Return all lines in the material below that contain "text".

━━ Provided records ━━

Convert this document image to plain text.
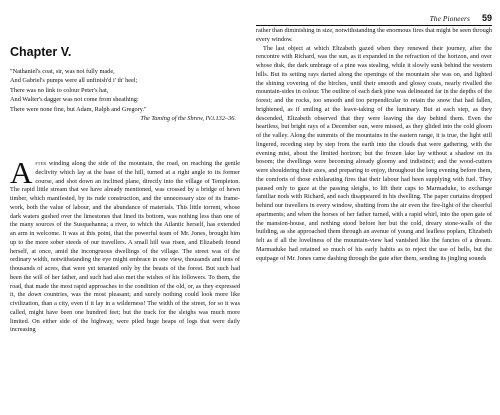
The Pioneers 59
Chapter V.
"Nathaniel's coat, sir, was not fully made,
And Gabriel's pumps were all unfinish'd i' th' heel;
There was no link to colour Peter's hat,
And Walter's dagger was not come from sheathing:
There were none fine, but Adam, Ralph and Gregory."
The Taming of the Shrew, IV.i.132–36.

After winding along the side of the mountain, the road, on reaching the gentle declivity which lay at the base of the hill, turned at a right angle to its former course, and shot down an inclined plane, directly into the village of Templeton. The rapid little stream that we have already mentioned, was crossed by a bridge of hewn timber, which manifested, by its rude construction, and the unnecessary size of its frame-work, both the value of labour, and the abundance of materials. This little torrent, whose dark waters gushed over the limestones that lined its bottom, was nothing less than one of the many sources of the Susquehanna; a river, to which the Atlantic herself, has extended an arm in welcome. It was at this point, that the powerful team of Mr. Jones, brought him up to the more sober steeds of our travellers. A small hill was risen, and Elizabeth found herself, at once, amid the incongruous dwellings of the village. The street was of the ordinary width, notwithstanding the eye might embrace in one view, thousands and tens of thousands of acres, that were yet tenanted only by the beasts of the forest. But such had been the will of her father, and such had also met the wishes of his followers. To them, the road, that made the most rapid approaches to the condition of the old, or, as they expressed it, the down countries, was the most pleasant; and surely nothing could look more like civilization, than a city, even if it lay in a wilderness! The width of the street, for so it was called, might have been one hundred feet; but the track for the sleighs was much more limited. On either side of the highway, were piled huge heaps of logs that were daily increasing

rather than diminishing in size, notwithstanding the enormous fires that might be seen through every window.

The last object at which Elizabeth gazed when they renewed their journey, after the rencontre with Richard, was the sun, as it expanded in the refraction of the horizon, and over whose disk, the dark umbrage of a pine was stealing, while it slowly sunk behind the western hills. But its setting rays darted along the openings of the mountain she was on, and lighted the shining covering of the birches, until their smooth and glossy coats, nearly rivalled the mountain-sides in colour. The outline of each dark pine was delineated far in the depths of the forest; and the rocks, too smooth and too perpendicular to retain the snow that had fallen, brightened, as if smiling at the leave-taking of the luminary. But at each step, as they descended, Elizabeth observed that they were leaving the day behind them. Even the heartless, but bright rays of a December sun, were missed, as they glided into the cold gloom of the valley. Along the summits of the mountains in the eastern range, it is true, the light still lingered, receding step by step from the earth into the clouds that were gathering, with the evening mist, about the limited horizon; but the frozen lake lay without a shadow on its bosom; the dwellings were becoming already gloomy and indistinct; and the wood-cutters were shouldering their axes, and preparing to enjoy, throughout the long evening before them, the comforts of those exhilarating fires that their labour had been supplying with fuel. They paused only to gaze at the passing sleighs, to lift their caps to Marmaduke, to exchange familiar nods with Richard, and each disappeared in his dwelling. The paper curtains dropped behind our travellers in every window, shutting from the air even the fire-light of the cheerful apartments; and when the horses of her father turned, with a rapid whirl, into the open gate of the mansion-house, and nothing stood before her but the cold, dreary stone-walls of the building, as she approached them through an avenue of young and leafless poplars, Elizabeth felt as if all the loveliness of the mountain-view had vanished like the fancies of a dream. Marmaduke had retained so much of his early habits as to reject the use of bells, but the equipage of Mr. Jones came dashing through the gate after them, sending its jingling sounds
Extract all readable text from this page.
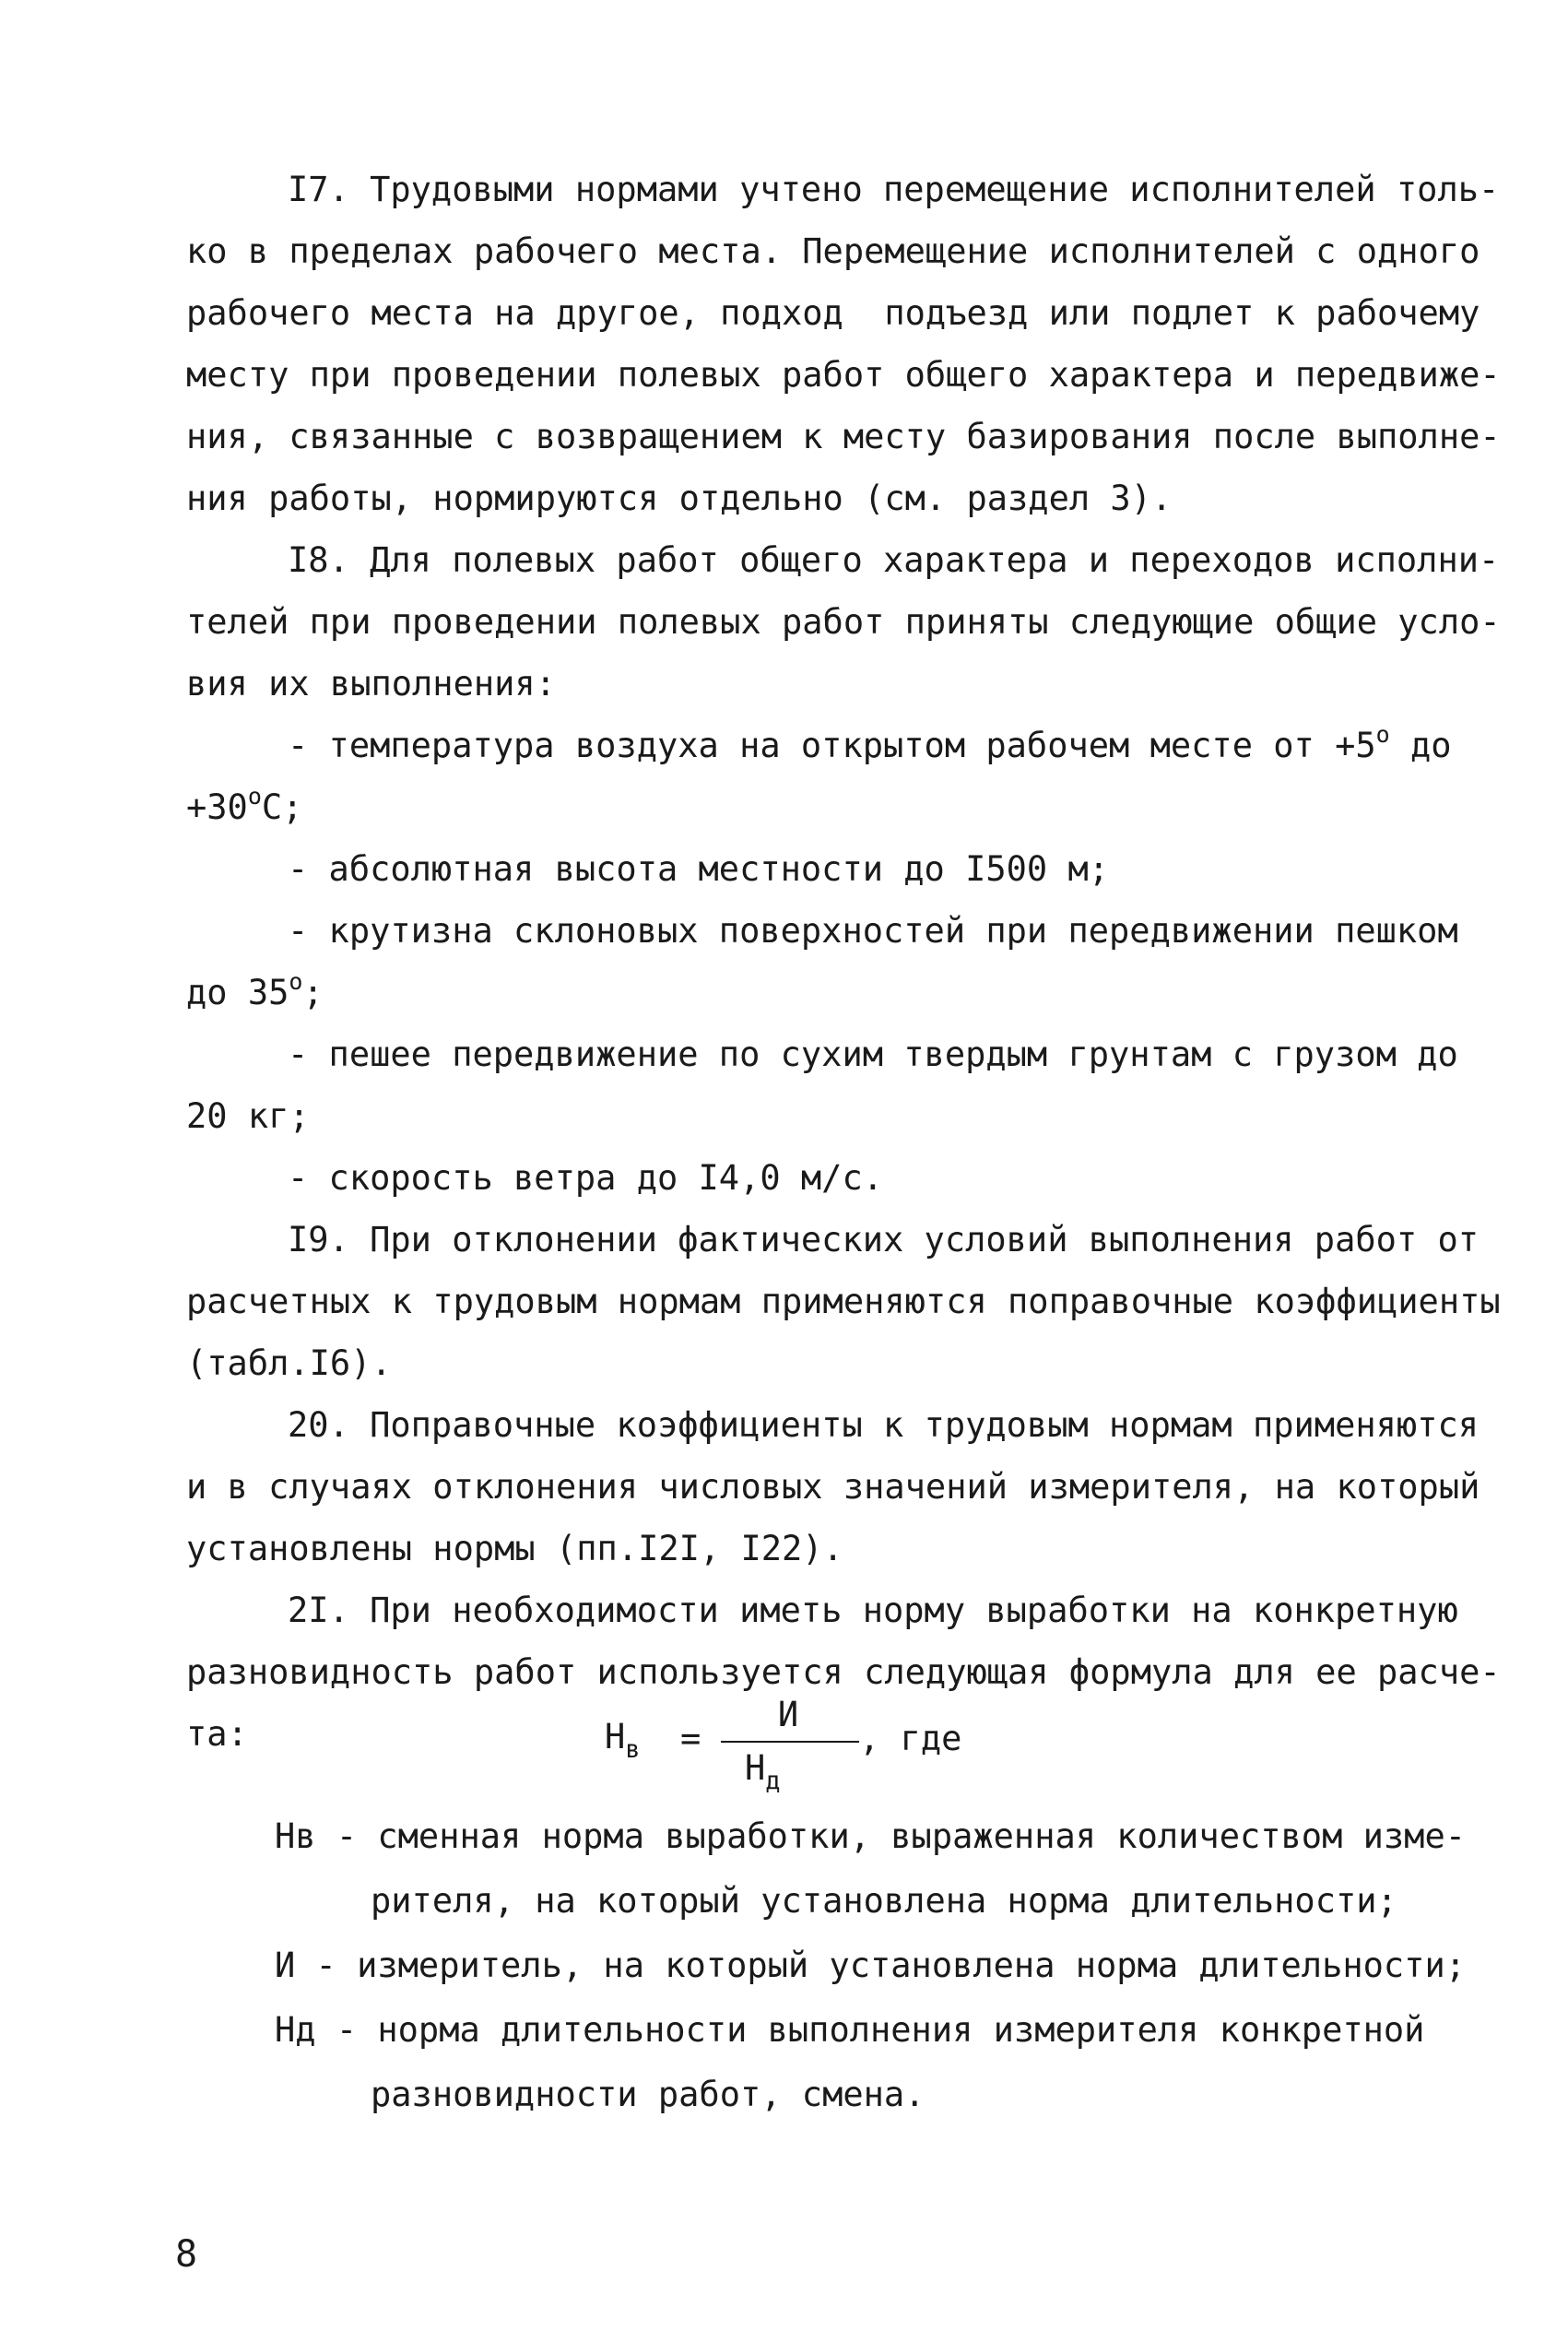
I7. Трудовыми нормами учтено перемещение исполнителей толь-
ко в пределах рабочего места. Перемещение исполнителей с одного
рабочего места на другое, подход  подъезд или подлет к рабочему
месту при проведении полевых работ общего характера и передвиже-
ния, связанные с возвращением к месту базирования после выполне-
ния работы, нормируются отдельно (см. раздел 3).
I8. Для полевых работ общего характера и переходов исполни-
телей при проведении полевых работ приняты следующие общие усло-
вия их выполнения:
- температура воздуха на открытом рабочем месте от $+5^о$ до
$+30^оС$;
- абсолютная высота местности до I500 м;
- крутизна склоновых поверхностей при передвижении пешком
до $35^о$;
- пешее передвижение по сухим твердым грунтам с грузом до
20 кг;
- скорость ветра до I4,0 м/с.
I9. При отклонении фактических условий выполнения работ от
расчетных к трудовым нормам применяются поправочные коэффициенты
(табл.I6).
20. Поправочные коэффициенты к трудовым нормам применяются
и в случаях отклонения числовых значений измерителя, на который
установлены нормы (пп.I2I, I22).
2I. При необходимости иметь норму выработки на конкретную
разновидность работ используется следующая формула для ее расче-
та:	$Н_в$ =
И
$Н_д$
, где
Нв - сменная норма выработки, выраженная количеством изме-
рителя, на который установлена норма длительности;
И - измеритель, на который установлена норма длительности;
Нд - норма длительности выполнения измерителя конкретной
разновидности работ, смена.
8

━━━

## Final result
Convert this document image to plain text.
Extract all readable text from this page.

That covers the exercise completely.